### INPUT DATA
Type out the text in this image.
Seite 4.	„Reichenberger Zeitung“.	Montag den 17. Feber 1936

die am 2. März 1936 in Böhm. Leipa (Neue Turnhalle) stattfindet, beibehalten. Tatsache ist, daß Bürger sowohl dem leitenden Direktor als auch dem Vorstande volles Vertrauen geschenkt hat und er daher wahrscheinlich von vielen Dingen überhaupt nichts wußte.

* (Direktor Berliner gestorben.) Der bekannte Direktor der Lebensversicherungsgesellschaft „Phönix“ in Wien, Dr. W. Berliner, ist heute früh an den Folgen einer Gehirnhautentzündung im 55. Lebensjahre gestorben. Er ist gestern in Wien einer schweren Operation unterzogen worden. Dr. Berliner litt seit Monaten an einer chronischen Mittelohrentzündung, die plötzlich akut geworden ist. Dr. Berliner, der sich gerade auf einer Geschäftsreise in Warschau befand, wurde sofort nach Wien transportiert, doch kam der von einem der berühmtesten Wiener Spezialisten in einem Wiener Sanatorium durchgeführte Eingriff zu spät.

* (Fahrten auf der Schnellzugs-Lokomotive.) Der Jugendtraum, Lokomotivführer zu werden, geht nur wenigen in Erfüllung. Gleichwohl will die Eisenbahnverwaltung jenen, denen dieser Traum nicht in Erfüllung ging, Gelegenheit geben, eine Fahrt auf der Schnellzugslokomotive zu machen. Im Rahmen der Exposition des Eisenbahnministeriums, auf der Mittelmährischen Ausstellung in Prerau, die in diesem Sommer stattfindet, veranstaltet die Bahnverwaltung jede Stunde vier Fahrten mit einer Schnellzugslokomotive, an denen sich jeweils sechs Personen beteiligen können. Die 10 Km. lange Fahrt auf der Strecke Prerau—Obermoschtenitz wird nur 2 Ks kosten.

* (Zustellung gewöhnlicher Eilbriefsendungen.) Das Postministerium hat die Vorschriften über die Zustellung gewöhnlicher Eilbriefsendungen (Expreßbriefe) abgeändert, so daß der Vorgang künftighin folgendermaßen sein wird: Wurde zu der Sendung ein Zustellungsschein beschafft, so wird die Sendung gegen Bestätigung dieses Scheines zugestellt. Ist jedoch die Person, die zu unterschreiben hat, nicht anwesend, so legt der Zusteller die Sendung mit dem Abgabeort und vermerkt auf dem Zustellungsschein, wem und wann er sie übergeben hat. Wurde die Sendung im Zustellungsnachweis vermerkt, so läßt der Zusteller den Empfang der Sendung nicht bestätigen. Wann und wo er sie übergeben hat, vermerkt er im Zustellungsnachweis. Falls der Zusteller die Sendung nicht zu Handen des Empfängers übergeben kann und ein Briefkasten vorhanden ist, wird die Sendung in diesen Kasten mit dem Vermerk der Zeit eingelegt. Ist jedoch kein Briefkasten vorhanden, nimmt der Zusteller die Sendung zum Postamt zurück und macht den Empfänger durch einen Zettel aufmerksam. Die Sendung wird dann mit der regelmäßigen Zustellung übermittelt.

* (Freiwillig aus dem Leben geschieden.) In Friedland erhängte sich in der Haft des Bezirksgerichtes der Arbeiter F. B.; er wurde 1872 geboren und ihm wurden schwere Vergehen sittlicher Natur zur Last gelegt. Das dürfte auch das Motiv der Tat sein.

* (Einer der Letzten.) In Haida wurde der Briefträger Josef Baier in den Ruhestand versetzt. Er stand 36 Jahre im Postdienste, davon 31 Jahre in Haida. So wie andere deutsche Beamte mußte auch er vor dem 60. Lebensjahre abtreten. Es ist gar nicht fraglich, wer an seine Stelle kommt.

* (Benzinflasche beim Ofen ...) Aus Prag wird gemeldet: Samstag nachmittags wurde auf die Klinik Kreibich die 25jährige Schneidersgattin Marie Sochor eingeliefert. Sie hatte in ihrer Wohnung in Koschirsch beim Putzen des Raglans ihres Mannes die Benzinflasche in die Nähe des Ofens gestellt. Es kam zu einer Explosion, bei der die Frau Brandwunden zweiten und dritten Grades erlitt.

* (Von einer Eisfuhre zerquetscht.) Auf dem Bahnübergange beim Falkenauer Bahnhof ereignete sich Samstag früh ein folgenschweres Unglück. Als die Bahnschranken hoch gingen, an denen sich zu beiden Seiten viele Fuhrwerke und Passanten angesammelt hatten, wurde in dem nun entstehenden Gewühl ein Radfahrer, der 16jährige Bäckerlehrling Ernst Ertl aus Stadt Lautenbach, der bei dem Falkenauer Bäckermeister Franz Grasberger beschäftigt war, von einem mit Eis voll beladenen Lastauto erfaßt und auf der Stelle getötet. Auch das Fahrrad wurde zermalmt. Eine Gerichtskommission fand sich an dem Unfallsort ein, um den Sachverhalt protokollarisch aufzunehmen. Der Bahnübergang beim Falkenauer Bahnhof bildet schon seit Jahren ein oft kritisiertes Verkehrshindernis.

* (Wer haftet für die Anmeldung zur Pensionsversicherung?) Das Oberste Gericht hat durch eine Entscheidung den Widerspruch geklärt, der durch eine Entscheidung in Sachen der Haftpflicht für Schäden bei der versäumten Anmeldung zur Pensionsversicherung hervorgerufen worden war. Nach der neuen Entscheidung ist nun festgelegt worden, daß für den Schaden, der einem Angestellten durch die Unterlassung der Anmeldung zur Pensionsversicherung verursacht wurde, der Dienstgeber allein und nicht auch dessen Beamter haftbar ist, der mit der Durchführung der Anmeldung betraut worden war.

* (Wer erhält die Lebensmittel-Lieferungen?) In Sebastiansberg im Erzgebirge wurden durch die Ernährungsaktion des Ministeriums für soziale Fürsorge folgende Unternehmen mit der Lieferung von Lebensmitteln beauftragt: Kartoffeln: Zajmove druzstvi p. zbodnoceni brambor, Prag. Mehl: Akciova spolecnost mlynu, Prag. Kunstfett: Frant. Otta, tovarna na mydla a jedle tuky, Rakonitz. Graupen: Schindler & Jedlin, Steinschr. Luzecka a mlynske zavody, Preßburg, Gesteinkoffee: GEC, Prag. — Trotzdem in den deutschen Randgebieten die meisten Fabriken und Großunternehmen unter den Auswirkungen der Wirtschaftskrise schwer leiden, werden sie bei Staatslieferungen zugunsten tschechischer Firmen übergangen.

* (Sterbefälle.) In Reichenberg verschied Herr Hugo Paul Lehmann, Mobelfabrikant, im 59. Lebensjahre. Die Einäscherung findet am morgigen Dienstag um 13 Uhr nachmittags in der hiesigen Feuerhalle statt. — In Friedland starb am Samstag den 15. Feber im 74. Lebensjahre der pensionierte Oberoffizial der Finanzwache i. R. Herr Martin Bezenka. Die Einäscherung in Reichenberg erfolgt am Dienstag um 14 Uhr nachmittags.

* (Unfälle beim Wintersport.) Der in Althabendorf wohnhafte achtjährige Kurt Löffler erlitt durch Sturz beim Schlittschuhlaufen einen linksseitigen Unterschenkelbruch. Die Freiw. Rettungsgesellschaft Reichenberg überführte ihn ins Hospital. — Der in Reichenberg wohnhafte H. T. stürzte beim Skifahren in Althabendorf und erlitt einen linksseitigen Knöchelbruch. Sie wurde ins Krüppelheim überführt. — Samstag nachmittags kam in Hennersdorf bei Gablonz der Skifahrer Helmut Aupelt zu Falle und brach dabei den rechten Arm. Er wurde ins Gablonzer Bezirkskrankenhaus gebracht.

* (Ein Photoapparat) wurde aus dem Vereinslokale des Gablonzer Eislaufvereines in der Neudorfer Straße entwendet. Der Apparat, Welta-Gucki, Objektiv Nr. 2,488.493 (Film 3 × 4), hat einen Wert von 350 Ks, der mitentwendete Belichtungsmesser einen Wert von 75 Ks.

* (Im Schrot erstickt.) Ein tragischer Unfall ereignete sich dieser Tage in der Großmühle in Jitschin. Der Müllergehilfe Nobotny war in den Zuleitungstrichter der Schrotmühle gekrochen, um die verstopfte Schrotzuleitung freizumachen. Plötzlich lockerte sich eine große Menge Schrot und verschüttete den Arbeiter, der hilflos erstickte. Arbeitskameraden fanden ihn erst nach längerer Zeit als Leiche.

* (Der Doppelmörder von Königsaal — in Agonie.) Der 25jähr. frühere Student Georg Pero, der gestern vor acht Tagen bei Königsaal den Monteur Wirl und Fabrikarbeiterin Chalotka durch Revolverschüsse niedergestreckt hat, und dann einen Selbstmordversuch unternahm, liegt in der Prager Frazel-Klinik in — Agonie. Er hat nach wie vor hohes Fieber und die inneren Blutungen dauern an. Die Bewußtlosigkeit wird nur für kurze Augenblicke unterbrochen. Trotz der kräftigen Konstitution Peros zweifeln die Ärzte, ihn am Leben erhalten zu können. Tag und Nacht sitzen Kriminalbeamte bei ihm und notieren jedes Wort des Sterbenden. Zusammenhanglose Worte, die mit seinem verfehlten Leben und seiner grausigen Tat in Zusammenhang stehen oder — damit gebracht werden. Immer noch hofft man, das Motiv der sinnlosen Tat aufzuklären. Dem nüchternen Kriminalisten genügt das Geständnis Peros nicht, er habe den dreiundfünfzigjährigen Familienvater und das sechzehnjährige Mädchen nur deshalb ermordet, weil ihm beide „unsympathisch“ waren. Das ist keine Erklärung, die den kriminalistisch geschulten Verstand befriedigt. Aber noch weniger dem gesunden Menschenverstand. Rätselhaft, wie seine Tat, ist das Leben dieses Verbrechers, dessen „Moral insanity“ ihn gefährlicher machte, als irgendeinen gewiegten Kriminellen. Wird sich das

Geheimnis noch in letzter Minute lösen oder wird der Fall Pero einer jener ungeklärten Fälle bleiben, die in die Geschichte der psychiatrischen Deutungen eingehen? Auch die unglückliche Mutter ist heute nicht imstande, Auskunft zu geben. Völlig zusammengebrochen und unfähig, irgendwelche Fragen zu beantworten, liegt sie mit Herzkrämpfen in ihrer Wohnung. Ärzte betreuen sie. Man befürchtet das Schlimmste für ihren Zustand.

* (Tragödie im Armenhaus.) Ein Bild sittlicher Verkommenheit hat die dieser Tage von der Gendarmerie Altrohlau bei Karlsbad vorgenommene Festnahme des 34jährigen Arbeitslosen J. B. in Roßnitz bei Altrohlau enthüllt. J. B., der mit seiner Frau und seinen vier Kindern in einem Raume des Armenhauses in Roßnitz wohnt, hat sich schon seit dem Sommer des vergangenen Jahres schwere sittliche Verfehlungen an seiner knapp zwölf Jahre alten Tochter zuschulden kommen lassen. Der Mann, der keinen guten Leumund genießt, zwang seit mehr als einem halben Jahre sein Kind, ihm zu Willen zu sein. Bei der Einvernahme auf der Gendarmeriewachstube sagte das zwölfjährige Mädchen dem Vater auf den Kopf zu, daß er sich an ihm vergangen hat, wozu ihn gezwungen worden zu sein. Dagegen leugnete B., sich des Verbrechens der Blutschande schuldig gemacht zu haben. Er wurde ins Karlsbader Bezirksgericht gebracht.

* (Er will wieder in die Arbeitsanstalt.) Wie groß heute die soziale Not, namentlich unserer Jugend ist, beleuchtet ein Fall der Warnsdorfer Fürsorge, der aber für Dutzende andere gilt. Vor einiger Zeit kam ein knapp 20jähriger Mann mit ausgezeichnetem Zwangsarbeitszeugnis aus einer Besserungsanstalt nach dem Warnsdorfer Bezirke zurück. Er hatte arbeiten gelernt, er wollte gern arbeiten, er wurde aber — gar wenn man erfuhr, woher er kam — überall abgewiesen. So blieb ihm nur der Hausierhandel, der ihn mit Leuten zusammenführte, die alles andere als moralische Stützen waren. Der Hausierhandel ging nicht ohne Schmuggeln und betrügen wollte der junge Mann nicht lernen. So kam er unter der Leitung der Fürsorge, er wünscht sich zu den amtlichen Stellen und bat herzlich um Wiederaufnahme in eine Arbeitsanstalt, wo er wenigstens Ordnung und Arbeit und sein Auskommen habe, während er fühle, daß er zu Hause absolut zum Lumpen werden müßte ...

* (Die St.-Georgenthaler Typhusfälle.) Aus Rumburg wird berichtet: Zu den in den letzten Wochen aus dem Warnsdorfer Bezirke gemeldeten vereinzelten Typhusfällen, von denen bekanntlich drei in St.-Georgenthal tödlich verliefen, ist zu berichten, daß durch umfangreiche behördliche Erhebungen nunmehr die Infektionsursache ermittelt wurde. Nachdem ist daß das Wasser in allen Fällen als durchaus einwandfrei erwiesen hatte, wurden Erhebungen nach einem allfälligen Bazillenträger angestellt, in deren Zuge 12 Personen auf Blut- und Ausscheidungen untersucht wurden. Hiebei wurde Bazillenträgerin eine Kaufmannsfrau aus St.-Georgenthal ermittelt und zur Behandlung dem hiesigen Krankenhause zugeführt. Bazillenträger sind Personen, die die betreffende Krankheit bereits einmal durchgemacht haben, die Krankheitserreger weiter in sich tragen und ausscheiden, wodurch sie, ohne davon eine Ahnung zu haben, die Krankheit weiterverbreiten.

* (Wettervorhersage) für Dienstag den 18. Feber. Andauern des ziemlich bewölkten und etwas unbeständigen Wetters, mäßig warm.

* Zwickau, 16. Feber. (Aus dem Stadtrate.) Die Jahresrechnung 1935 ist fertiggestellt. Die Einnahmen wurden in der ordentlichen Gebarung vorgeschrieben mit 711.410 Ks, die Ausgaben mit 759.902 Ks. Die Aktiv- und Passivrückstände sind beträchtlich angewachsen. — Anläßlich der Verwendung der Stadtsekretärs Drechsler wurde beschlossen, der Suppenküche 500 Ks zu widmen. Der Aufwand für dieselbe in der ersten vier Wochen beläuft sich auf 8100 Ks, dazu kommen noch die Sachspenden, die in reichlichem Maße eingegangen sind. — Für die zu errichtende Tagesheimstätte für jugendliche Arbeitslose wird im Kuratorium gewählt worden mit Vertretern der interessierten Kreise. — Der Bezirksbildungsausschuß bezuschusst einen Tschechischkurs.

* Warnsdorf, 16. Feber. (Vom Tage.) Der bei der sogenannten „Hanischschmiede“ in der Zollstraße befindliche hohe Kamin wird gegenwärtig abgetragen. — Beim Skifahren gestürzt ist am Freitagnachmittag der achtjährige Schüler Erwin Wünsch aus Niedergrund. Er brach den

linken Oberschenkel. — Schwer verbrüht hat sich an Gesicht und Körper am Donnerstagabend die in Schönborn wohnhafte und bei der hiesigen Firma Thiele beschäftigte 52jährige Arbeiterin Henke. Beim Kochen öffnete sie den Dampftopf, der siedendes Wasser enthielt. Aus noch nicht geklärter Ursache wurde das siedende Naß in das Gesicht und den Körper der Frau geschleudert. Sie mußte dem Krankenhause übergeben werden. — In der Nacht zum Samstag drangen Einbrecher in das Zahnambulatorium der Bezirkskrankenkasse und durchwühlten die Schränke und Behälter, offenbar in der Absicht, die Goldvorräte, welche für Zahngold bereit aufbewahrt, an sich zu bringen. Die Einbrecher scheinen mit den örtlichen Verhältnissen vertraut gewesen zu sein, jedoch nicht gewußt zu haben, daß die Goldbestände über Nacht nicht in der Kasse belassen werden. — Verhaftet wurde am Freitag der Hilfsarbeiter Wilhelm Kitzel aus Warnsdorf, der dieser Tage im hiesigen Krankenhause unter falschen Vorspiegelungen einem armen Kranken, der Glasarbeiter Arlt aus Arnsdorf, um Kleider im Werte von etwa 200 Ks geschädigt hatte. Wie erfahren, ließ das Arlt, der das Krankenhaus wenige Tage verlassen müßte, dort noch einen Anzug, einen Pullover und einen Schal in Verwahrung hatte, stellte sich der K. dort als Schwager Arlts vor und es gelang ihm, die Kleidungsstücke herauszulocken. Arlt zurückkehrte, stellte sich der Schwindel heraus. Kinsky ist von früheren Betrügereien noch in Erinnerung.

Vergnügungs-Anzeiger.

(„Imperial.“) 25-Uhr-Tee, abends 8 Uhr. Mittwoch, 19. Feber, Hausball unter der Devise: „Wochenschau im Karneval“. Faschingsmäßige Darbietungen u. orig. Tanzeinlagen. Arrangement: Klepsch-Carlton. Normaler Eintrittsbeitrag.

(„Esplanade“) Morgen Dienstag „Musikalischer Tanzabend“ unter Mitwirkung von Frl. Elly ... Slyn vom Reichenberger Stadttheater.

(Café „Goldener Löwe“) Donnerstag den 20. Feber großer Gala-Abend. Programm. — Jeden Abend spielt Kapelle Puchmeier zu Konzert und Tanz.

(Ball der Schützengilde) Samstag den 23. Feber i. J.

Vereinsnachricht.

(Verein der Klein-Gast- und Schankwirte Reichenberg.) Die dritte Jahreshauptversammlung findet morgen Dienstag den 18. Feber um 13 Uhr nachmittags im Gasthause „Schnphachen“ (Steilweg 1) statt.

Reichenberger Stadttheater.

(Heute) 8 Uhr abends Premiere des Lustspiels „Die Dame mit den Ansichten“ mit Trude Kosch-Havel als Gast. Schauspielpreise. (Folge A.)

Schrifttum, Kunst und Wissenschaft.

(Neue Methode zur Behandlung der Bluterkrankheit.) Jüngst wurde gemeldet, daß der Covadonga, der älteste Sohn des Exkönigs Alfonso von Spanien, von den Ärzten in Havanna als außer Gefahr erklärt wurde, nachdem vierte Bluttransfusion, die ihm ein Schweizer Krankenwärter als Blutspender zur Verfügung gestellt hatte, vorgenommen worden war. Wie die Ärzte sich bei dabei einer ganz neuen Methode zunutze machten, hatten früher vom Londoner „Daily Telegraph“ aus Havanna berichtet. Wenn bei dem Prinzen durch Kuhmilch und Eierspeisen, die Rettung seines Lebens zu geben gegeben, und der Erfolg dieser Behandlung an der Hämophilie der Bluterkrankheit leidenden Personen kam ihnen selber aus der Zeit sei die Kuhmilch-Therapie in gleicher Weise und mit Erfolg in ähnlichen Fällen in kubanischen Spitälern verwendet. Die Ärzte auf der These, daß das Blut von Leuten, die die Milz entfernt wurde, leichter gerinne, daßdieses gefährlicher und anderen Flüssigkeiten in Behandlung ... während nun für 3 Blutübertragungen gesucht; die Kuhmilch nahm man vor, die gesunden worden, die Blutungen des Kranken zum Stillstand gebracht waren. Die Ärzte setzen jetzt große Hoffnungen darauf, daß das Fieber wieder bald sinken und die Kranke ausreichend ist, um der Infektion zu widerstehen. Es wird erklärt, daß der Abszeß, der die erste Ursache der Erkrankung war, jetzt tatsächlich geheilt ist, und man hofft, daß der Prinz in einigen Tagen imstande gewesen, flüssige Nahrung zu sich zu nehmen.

### ABOUT THIS TASK
All lines in the records with the string "Gast" should be copied out.

### SOLUTION TO THE PROBLEM
(Verein der Klein-Gast- und Schankwirte Reichenberg.) Die dritte Jahreshauptversammlung findet morgen Dienstag den 18. Feber um 13 Uhr nachmittags im Gasthause „Schnphachen“ (Steilweg 1) statt.
(Heute) 8 Uhr abends Premiere des Lustspiels „Die Dame mit den Ansichten“ mit Trude Kosch-Havel als Gast. Schauspielpreise. (Folge A.)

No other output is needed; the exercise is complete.